## Data shown
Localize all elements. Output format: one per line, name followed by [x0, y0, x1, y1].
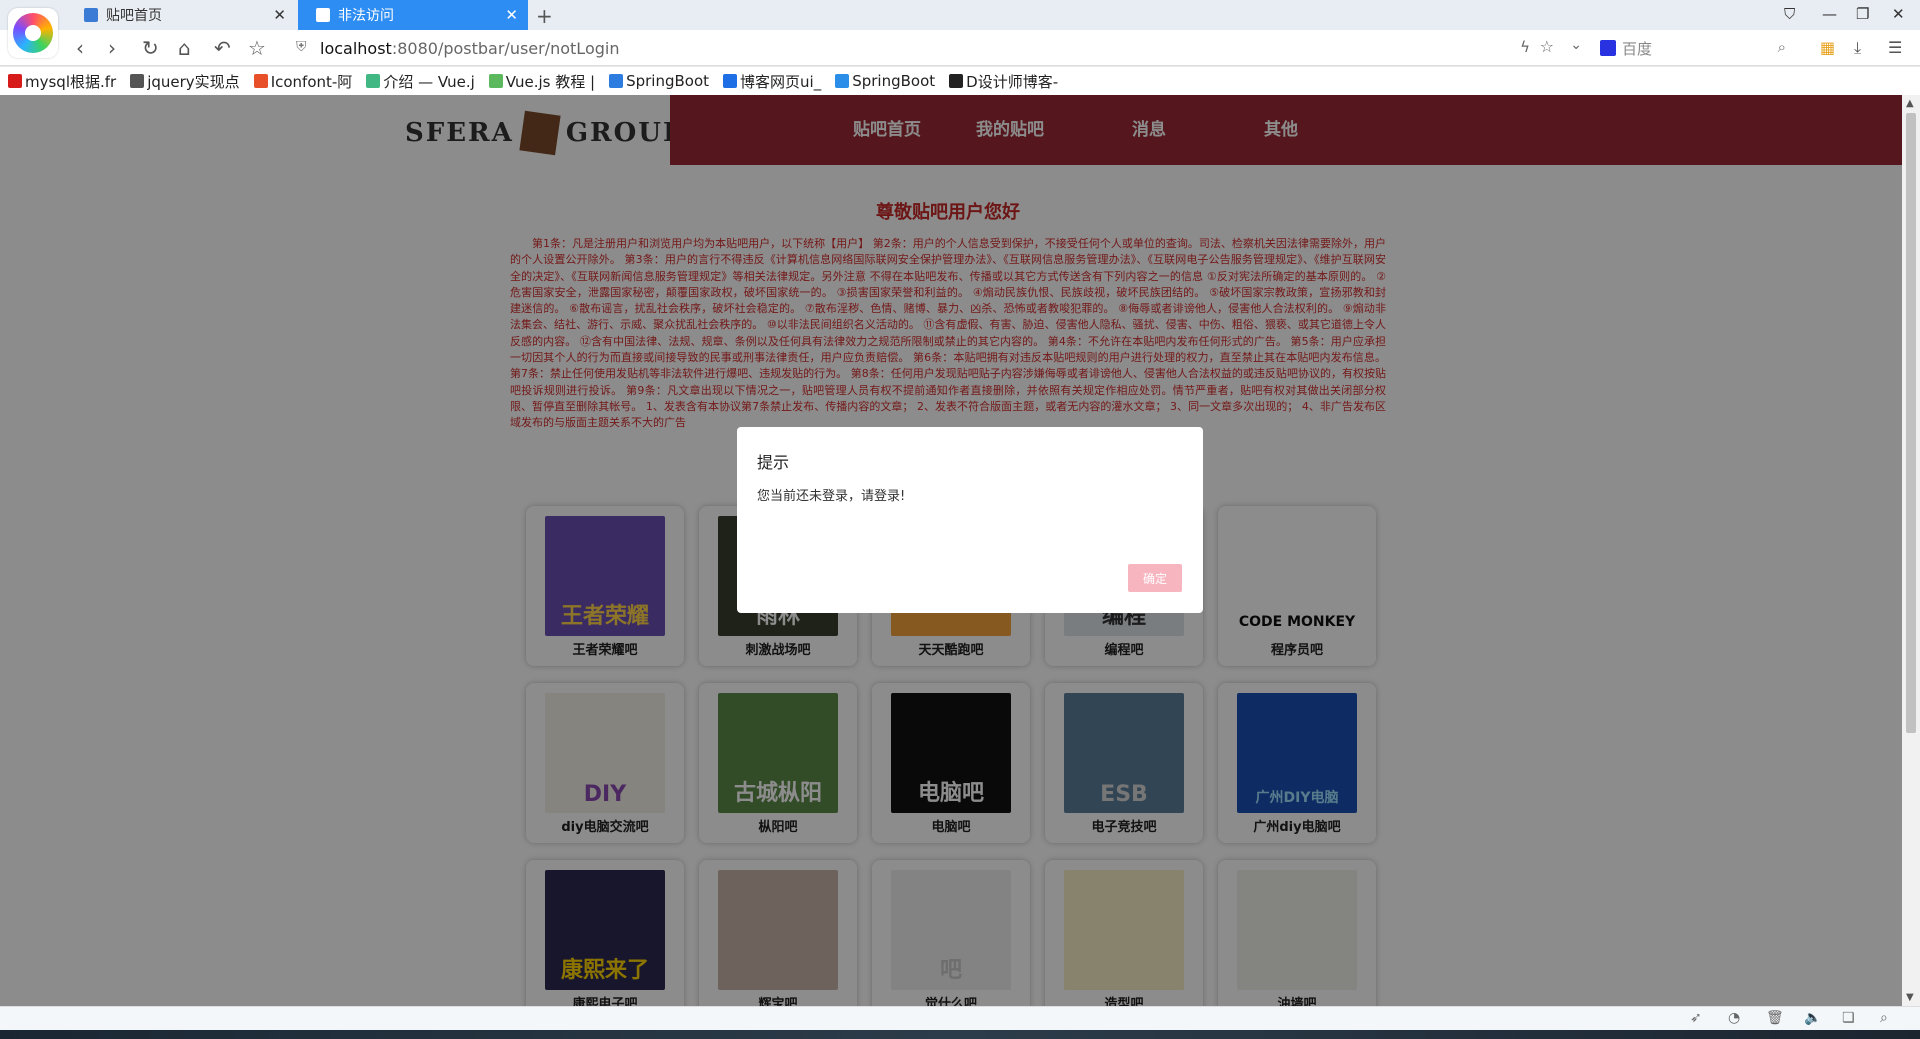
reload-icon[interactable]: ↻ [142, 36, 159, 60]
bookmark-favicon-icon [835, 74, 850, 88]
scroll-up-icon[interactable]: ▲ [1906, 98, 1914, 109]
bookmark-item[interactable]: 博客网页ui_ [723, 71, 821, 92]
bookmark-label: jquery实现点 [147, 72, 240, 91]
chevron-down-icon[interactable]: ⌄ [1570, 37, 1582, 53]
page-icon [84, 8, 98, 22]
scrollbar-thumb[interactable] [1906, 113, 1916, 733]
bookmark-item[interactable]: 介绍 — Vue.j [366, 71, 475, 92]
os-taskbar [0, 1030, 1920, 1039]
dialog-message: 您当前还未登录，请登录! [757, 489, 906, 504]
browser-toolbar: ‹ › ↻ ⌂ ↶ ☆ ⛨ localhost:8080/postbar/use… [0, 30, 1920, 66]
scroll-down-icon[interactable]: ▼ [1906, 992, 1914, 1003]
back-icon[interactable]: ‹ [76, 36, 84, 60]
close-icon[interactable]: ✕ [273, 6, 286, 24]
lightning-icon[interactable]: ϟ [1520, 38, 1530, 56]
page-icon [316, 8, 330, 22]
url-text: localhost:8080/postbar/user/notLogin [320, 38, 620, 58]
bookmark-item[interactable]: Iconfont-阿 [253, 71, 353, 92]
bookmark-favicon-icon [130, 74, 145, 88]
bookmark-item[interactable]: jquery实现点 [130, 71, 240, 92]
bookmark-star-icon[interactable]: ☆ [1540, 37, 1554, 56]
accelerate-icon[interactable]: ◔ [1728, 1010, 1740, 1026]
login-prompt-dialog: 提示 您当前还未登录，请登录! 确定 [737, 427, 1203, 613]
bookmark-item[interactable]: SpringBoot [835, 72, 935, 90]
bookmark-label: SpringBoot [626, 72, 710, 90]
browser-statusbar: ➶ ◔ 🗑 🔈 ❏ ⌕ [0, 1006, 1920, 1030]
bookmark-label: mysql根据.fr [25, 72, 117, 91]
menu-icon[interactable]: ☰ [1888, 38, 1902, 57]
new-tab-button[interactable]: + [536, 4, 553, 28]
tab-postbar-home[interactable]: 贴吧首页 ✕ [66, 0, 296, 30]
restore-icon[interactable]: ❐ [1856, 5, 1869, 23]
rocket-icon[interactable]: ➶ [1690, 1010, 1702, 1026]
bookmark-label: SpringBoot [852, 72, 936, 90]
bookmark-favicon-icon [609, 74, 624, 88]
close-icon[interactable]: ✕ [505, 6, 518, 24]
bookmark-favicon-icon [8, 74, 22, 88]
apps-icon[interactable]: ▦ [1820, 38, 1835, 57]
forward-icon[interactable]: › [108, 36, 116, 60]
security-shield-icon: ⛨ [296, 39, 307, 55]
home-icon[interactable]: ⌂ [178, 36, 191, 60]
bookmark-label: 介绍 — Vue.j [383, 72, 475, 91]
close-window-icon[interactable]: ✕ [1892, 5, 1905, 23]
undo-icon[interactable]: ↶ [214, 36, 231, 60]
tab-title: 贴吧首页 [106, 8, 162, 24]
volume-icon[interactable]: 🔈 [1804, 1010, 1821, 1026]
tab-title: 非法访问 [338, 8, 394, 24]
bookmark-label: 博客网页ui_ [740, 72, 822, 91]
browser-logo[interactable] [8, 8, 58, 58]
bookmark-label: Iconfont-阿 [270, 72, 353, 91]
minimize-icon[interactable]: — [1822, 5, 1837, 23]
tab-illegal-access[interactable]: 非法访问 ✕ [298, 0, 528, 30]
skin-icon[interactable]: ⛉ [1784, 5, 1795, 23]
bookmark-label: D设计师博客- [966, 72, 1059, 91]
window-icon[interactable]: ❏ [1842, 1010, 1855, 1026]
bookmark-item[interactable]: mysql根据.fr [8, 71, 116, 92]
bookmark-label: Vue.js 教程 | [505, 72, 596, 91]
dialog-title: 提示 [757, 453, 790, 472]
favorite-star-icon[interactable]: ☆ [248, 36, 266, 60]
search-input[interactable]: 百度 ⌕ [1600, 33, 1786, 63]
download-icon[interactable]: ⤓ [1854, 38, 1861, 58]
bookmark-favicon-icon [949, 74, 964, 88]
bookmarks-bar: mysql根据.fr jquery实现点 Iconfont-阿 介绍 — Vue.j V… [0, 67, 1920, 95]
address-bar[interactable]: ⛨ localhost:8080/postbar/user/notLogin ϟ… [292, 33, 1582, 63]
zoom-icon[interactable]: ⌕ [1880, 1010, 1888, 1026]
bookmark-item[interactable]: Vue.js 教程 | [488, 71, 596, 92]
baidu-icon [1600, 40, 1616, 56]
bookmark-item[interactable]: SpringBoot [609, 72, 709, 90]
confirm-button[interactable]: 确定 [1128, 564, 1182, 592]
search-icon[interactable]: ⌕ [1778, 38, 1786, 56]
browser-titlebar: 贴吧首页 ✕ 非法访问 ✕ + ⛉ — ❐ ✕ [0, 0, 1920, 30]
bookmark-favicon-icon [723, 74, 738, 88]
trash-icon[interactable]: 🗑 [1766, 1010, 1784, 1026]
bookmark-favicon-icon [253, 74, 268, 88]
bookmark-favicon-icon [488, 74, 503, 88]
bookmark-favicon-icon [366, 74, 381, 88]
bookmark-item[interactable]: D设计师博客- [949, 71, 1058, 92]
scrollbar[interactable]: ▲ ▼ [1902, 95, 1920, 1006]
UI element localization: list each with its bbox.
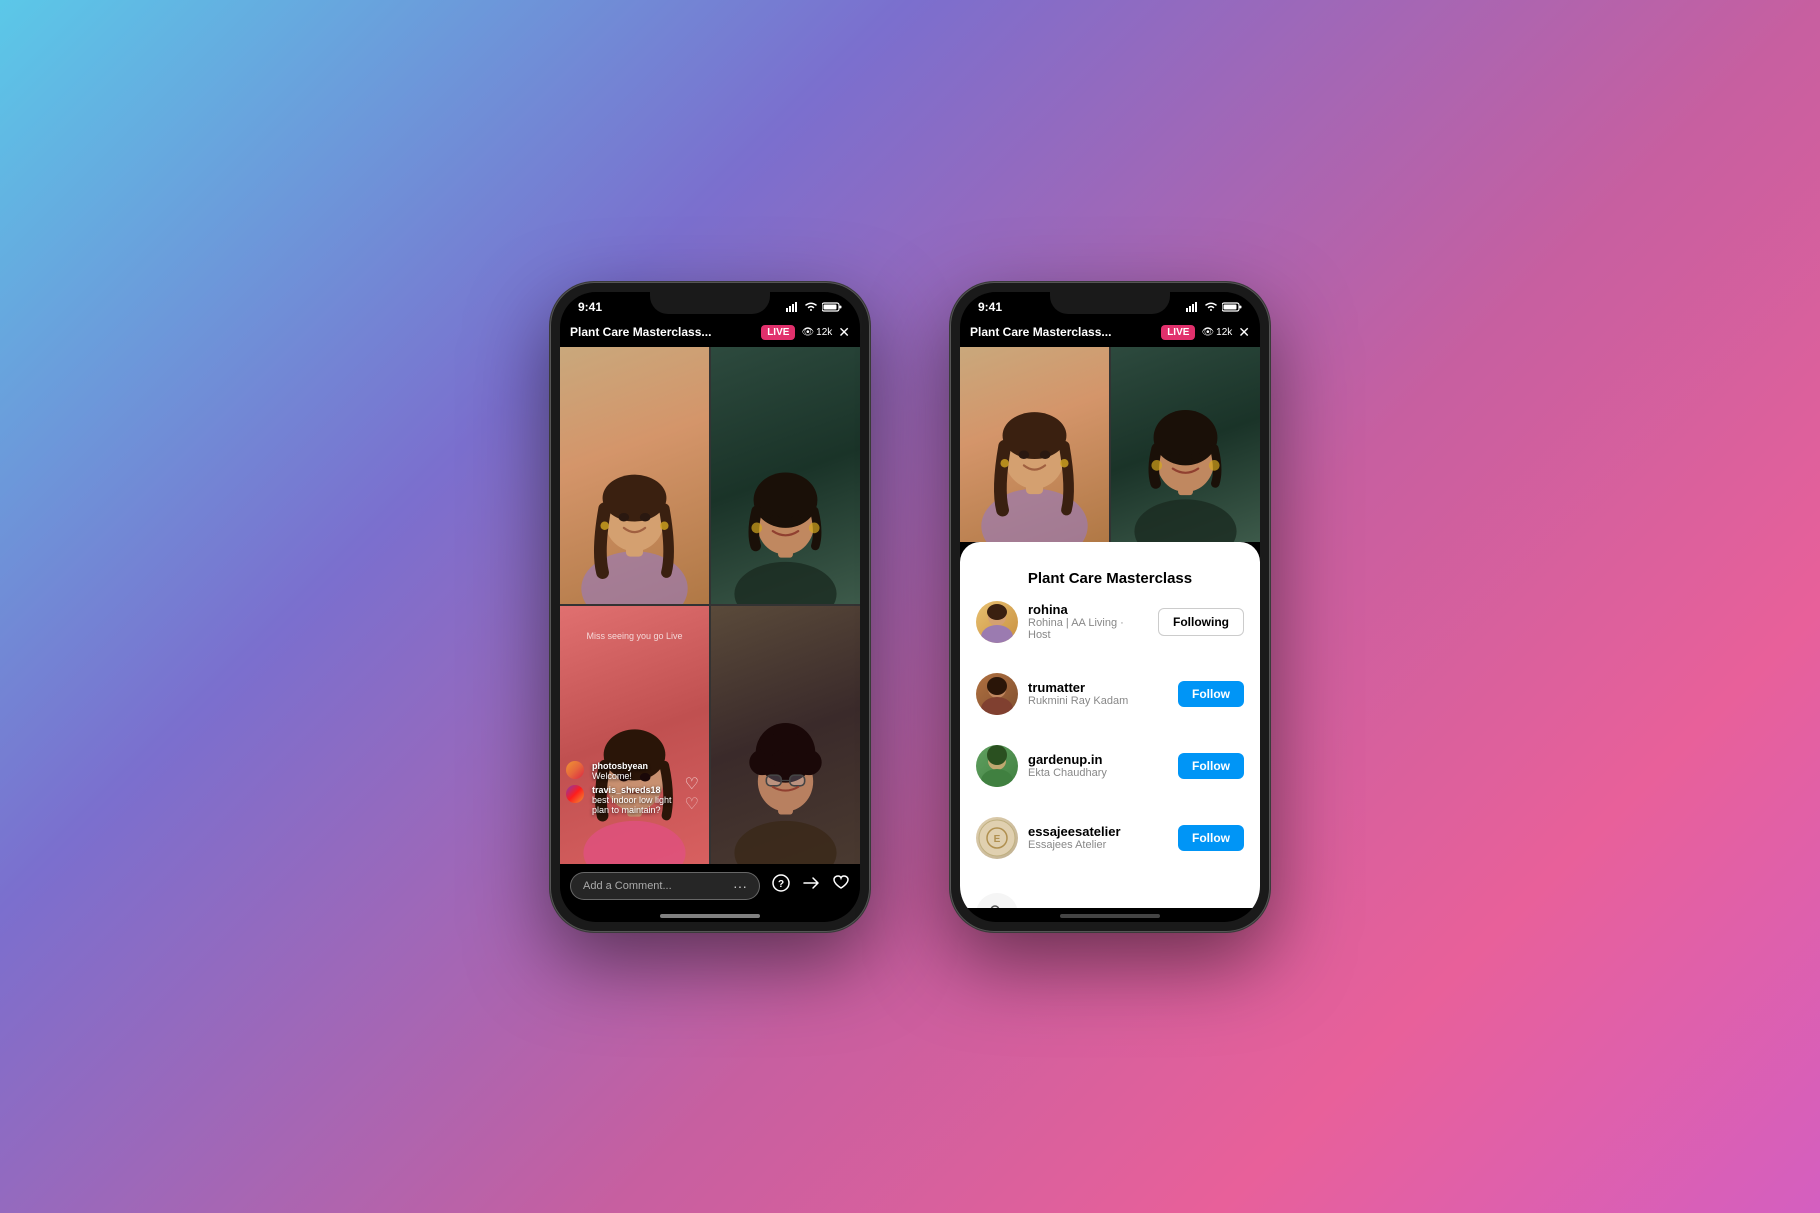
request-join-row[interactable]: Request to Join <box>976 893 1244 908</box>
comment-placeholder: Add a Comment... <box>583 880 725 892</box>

## The problem
Please swap "Request to Join" for "Ask to Join" in the entries from the line with "request-join-row[interactable]: Request to" through the end of the entries, and give those lines again with nothing else altered.

## Result below
request-join-row[interactable]: Ask to Join <box>976 893 1244 908</box>
comment-placeholder: Add a Comment... <box>583 880 725 892</box>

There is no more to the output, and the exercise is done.